Goal of the exercise
Show each line that has the string "JSON" in it.

Dataset items:
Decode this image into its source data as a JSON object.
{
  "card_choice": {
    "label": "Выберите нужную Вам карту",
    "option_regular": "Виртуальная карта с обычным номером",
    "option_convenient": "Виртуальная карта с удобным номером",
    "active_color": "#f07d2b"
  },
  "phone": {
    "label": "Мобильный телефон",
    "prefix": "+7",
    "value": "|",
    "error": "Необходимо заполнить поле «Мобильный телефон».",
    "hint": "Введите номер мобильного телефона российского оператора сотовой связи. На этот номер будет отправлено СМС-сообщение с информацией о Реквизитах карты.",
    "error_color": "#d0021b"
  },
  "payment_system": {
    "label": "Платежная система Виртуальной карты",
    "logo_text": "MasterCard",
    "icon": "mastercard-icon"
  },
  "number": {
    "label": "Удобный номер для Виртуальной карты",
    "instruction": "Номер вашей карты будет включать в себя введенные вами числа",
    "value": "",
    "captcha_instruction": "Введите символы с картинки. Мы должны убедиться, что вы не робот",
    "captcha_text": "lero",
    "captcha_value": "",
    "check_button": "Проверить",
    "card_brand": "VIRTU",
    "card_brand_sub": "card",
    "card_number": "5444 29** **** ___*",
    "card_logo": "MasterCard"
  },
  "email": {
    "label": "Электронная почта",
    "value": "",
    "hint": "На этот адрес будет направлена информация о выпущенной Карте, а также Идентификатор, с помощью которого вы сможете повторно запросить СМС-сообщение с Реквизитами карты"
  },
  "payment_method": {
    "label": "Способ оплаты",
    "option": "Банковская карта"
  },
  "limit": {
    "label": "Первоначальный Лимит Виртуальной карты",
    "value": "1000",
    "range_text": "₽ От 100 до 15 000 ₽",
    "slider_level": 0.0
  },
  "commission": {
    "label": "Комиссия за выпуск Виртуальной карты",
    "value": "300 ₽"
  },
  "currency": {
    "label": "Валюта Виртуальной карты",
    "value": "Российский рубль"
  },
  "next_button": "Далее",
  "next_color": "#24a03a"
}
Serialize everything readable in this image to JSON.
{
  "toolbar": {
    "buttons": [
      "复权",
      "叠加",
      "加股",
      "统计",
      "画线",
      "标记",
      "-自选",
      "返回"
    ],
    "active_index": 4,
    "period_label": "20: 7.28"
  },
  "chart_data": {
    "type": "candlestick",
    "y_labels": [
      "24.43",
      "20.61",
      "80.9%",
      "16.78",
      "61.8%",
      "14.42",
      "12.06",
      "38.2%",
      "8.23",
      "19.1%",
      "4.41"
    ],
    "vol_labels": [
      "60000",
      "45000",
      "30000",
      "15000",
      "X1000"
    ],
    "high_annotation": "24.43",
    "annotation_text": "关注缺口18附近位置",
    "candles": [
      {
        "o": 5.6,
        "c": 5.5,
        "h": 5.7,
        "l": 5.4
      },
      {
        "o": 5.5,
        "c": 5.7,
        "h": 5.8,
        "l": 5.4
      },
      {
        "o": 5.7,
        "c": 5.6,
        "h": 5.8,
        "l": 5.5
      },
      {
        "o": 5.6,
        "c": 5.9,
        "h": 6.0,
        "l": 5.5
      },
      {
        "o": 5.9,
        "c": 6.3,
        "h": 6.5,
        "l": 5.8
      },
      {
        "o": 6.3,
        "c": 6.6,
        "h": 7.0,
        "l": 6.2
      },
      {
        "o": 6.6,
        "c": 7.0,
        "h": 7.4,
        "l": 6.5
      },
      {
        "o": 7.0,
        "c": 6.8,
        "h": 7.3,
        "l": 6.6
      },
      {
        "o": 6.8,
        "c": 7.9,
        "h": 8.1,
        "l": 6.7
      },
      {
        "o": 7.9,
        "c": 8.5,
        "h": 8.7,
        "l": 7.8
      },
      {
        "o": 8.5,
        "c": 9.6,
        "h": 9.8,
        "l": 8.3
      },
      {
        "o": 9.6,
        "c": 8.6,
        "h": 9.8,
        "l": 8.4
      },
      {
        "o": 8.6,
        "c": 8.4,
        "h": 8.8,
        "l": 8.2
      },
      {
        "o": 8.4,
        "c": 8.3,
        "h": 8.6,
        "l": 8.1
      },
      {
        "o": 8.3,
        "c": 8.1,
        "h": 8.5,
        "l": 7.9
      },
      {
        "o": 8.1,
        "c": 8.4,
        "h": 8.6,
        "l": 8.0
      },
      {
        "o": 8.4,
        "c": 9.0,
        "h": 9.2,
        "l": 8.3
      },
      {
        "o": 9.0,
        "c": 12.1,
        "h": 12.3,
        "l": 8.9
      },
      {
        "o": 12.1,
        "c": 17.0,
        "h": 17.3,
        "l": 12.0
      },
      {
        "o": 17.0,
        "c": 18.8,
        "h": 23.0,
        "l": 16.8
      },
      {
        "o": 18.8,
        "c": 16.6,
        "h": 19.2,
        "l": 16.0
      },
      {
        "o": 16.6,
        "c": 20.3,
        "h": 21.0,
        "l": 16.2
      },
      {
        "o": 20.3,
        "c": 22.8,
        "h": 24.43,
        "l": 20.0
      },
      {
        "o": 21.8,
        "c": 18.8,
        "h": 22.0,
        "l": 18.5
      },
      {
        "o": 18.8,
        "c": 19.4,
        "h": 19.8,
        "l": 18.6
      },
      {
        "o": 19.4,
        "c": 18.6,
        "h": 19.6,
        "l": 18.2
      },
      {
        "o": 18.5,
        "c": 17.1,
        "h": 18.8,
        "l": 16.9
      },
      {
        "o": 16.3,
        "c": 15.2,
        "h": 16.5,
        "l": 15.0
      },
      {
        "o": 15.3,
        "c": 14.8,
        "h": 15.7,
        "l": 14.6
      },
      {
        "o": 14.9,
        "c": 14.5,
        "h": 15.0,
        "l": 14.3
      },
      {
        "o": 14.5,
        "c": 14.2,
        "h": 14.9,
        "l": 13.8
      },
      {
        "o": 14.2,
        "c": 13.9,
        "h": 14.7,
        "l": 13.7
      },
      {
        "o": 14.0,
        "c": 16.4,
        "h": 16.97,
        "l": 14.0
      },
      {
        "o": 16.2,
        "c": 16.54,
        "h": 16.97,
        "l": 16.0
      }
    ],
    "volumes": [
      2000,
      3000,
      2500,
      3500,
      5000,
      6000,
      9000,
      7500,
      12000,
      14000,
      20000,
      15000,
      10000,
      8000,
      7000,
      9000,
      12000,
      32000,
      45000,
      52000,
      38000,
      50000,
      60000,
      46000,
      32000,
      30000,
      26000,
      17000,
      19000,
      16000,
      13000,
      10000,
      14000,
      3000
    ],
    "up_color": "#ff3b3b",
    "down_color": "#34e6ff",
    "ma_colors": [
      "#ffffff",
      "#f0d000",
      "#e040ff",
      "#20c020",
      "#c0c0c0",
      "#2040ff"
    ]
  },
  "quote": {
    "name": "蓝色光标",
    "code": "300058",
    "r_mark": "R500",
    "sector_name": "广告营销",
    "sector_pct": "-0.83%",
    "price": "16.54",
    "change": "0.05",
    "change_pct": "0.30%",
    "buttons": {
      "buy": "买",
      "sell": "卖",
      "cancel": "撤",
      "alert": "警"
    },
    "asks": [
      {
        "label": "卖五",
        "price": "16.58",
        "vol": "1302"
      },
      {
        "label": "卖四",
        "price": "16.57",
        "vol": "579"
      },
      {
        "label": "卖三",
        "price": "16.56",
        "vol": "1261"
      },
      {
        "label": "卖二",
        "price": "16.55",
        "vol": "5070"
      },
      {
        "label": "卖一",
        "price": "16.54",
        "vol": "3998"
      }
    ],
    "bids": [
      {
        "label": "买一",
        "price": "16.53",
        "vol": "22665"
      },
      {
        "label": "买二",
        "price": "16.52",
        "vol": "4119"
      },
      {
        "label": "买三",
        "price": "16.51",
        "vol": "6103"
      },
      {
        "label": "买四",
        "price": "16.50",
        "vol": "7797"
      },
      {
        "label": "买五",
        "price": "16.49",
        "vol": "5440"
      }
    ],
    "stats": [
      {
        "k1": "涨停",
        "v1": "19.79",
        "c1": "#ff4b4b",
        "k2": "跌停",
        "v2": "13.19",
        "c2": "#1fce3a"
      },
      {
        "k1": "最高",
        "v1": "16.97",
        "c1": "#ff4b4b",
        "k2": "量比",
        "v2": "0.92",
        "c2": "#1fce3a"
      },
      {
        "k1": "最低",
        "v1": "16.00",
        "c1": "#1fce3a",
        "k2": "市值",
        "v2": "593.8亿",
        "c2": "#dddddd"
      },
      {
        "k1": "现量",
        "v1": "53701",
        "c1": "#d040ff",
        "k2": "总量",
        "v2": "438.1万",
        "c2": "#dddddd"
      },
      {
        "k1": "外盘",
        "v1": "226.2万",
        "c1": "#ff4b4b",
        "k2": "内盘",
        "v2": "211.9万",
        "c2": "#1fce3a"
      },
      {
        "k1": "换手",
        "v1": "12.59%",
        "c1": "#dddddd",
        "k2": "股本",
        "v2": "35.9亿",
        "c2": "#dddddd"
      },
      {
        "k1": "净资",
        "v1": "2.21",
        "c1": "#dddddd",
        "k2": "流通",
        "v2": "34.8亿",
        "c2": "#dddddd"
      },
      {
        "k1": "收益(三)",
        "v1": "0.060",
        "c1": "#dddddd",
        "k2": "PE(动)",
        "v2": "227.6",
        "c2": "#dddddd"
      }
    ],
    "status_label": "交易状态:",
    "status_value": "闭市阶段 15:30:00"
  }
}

Solution to the exercise
Decode this image into its source data as a JSON object.
Serialize everything readable in this image to JSON.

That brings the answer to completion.